**Your goal**
Write out the full set of records below exactly.

* START Given data *

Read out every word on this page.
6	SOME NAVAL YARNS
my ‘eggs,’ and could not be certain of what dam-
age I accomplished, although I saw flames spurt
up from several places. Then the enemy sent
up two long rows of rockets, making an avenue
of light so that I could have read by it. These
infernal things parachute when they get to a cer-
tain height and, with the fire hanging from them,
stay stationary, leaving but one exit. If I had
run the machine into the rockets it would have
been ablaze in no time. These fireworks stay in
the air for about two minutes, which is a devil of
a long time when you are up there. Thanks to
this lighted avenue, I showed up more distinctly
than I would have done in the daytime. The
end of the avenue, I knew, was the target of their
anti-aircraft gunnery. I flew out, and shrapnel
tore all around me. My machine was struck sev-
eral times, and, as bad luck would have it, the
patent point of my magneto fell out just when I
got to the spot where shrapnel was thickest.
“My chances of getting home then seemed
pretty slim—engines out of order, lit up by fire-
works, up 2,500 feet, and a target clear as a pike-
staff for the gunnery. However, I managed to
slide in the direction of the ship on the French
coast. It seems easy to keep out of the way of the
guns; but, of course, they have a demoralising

* END Given data *

**Result of this task**
Read out every word on this page.
6	SOME NAVAL YARNS
my ‘eggs,’ and could not be certain of what dam-
age I accomplished, although I saw flames spurt
up from several places. Then the enemy sent
up two long rows of rockets, making an avenue
of light so that I could have read by it. These
infernal things parachute when they get to a cer-
tain height and, with the fire hanging from them,
stay stationary, leaving but one exit. If I had
run the machine into the rockets it would have
been ablaze in no time. These fireworks stay in
the air for about two minutes, which is a devil of
a long time when you are up there. Thanks to
this lighted avenue, I showed up more distinctly
than I would have done in the daytime. The
end of the avenue, I knew, was the target of their
anti-aircraft gunnery. I flew out, and shrapnel
tore all around me. My machine was struck sev-
eral times, and, as bad luck would have it, the
patent point of my magneto fell out just when I
got to the spot where shrapnel was thickest.
“My chances of getting home then seemed
pretty slim—engines out of order, lit up by fire-
works, up 2,500 feet, and a target clear as a pike-
staff for the gunnery. However, I managed to
slide in the direction of the ship on the French
coast. It seems easy to keep out of the way of the
guns; but, of course, they have a demoralising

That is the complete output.